■ Description of the task: Show all lines holding "label".

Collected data
--
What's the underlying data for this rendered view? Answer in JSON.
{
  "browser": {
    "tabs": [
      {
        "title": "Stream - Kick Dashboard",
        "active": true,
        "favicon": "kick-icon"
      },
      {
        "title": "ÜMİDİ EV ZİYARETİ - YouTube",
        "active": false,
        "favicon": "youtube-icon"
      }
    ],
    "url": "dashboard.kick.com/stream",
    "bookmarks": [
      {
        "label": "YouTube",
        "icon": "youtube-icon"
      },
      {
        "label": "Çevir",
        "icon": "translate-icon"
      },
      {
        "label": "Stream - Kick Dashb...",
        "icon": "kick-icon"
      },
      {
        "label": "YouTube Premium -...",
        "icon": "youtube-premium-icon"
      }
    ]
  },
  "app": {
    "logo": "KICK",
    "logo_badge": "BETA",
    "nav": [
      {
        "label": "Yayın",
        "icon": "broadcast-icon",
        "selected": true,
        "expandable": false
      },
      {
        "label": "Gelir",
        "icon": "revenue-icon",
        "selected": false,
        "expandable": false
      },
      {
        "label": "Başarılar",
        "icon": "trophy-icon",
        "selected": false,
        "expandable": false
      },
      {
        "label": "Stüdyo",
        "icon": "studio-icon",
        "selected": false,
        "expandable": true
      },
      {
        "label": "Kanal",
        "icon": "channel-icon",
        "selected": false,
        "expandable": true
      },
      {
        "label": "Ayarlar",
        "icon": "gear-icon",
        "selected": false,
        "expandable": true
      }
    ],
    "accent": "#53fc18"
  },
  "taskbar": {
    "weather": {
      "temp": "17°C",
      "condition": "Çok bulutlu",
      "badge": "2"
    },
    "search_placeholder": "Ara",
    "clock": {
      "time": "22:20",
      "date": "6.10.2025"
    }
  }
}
--
■ Written response:
        "label": "YouTube",
        "label": "Çevir",
        "label": "Stream - Kick Dashb...",
        "label": "YouTube Premium -...",
        "label": "Yayın",
        "label": "Gelir",
        "label": "Başarılar",
        "label": "Stüdyo",
        "label": "Kanal",
        "label": "Ayarlar",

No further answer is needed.